**Supplied material:**
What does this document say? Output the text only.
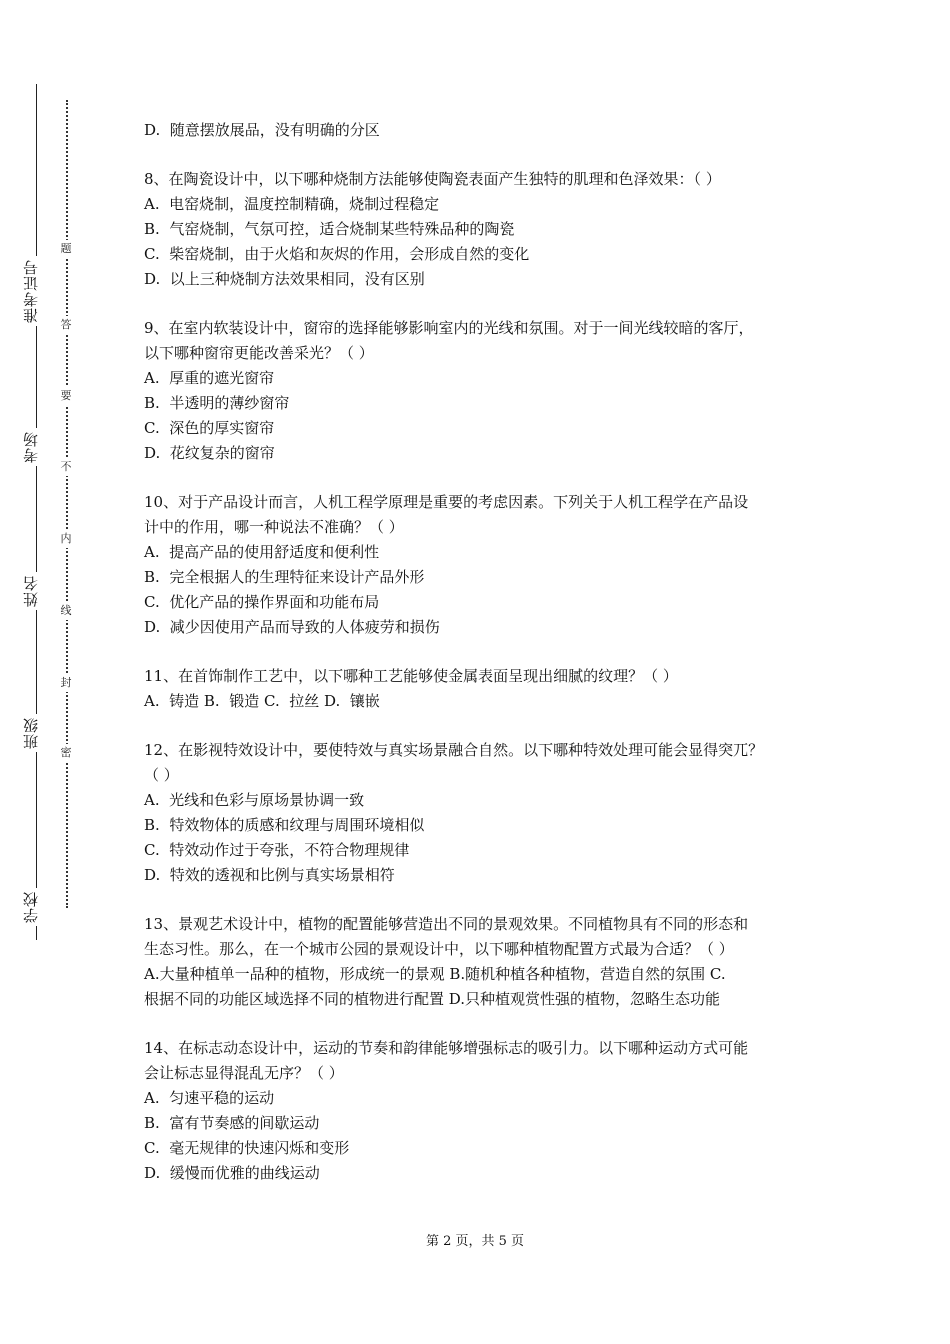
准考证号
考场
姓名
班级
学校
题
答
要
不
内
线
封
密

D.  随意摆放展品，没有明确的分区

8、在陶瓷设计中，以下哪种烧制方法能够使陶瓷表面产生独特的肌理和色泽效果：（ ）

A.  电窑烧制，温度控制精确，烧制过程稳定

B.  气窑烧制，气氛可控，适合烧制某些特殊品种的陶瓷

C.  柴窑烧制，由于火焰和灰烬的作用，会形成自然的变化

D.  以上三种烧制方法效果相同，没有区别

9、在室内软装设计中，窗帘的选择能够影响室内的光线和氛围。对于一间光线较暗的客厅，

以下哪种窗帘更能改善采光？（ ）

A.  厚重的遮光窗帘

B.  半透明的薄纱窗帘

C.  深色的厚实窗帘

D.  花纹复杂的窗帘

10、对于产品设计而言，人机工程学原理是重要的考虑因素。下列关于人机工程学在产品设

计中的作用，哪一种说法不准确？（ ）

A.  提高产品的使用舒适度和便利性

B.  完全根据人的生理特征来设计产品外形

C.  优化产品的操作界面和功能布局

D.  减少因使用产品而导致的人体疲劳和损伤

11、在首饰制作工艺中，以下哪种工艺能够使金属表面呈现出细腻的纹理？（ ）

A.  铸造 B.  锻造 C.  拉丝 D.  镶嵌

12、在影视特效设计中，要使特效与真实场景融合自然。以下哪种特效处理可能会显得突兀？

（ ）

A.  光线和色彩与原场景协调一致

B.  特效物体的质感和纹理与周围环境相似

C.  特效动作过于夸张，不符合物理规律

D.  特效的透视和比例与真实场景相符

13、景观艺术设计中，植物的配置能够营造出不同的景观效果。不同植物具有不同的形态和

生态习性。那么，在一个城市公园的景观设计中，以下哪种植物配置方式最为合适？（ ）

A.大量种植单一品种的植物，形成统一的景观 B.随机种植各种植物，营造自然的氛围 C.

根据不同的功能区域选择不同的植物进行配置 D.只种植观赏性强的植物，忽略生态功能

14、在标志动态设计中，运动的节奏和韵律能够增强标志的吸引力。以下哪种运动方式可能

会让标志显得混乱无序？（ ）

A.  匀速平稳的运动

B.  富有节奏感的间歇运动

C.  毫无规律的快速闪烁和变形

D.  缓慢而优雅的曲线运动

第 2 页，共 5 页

---

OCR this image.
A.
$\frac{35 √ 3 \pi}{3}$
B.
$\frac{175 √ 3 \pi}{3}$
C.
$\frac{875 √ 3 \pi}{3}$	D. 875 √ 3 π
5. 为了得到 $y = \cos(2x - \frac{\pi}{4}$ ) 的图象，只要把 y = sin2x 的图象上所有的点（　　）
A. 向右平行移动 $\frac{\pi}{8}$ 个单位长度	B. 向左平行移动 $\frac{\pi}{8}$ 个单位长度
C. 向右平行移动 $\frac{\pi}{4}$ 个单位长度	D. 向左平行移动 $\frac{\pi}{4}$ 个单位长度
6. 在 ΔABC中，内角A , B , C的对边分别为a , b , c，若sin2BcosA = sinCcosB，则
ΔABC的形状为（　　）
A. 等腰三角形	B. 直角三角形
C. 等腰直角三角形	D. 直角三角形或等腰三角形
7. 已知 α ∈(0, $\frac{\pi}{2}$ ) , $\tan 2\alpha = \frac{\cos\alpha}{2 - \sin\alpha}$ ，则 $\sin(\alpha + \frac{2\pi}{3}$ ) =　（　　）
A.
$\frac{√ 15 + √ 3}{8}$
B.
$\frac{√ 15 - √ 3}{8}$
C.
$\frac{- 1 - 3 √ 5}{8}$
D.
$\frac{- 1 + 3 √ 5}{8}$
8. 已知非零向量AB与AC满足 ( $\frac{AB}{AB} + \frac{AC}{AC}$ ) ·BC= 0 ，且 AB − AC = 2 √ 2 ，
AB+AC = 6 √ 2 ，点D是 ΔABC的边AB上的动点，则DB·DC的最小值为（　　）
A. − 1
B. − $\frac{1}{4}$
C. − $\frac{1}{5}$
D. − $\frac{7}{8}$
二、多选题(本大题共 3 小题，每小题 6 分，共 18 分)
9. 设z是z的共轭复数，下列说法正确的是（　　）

**Problem to solve:** Copy each line in the data that holds the word "向右平行移动".

**Solution for this exercise:**
A. 向右平行移动 $\frac{\pi}{8}$ 个单位长度	B. 向左平行移动 $\frac{\pi}{8}$ 个单位长度
C. 向右平行移动 $\frac{\pi}{4}$ 个单位长度	D. 向左平行移动 $\frac{\pi}{4}$ 个单位长度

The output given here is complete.